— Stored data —
■ ■ ■

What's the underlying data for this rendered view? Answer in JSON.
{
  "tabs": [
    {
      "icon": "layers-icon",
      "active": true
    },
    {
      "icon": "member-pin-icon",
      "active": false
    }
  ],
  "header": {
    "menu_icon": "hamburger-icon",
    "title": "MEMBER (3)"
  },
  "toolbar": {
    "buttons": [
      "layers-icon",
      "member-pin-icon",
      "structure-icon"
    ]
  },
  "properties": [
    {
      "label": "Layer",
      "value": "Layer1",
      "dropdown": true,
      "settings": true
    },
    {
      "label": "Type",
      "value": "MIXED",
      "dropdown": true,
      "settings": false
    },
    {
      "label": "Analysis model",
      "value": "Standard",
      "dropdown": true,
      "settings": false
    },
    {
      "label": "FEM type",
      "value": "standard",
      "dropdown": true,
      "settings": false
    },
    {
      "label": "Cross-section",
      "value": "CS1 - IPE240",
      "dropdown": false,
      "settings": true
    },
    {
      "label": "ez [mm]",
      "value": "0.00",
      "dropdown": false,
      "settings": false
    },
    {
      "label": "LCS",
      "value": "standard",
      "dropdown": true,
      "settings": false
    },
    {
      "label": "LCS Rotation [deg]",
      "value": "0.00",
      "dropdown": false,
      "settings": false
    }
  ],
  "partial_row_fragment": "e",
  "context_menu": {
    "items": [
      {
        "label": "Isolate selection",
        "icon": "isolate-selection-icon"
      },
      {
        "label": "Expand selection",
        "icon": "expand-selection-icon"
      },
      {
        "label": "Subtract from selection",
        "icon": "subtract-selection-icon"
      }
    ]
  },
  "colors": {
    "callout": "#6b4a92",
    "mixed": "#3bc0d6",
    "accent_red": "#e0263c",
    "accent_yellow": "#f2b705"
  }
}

■ ■ ■

— Required work —
Reproduce the material above, every line of it, exactly.

— Result of this task —
What's the underlying data for this rendered view? Answer in JSON.
{
  "tabs": [
    {
      "icon": "layers-icon",
      "active": true
    },
    {
      "icon": "member-pin-icon",
      "active": false
    }
  ],
  "header": {
    "menu_icon": "hamburger-icon",
    "title": "MEMBER (3)"
  },
  "toolbar": {
    "buttons": [
      "layers-icon",
      "member-pin-icon",
      "structure-icon"
    ]
  },
  "properties": [
    {
      "label": "Layer",
      "value": "Layer1",
      "dropdown": true,
      "settings": true
    },
    {
      "label": "Type",
      "value": "MIXED",
      "dropdown": true,
      "settings": false
    },
    {
      "label": "Analysis model",
      "value": "Standard",
      "dropdown": true,
      "settings": false
    },
    {
      "label": "FEM type",
      "value": "standard",
      "dropdown": true,
      "settings": false
    },
    {
      "label": "Cross-section",
      "value": "CS1 - IPE240",
      "dropdown": false,
      "settings": true
    },
    {
      "label": "ez [mm]",
      "value": "0.00",
      "dropdown": false,
      "settings": false
    },
    {
      "label": "LCS",
      "value": "standard",
      "dropdown": true,
      "settings": false
    },
    {
      "label": "LCS Rotation [deg]",
      "value": "0.00",
      "dropdown": false,
      "settings": false
    }
  ],
  "partial_row_fragment": "e",
  "context_menu": {
    "items": [
      {
        "label": "Isolate selection",
        "icon": "isolate-selection-icon"
      },
      {
        "label": "Expand selection",
        "icon": "expand-selection-icon"
      },
      {
        "label": "Subtract from selection",
        "icon": "subtract-selection-icon"
      }
    ]
  },
  "colors": {
    "callout": "#6b4a92",
    "mixed": "#3bc0d6",
    "accent_red": "#e0263c",
    "accent_yellow": "#f2b705"
  }
}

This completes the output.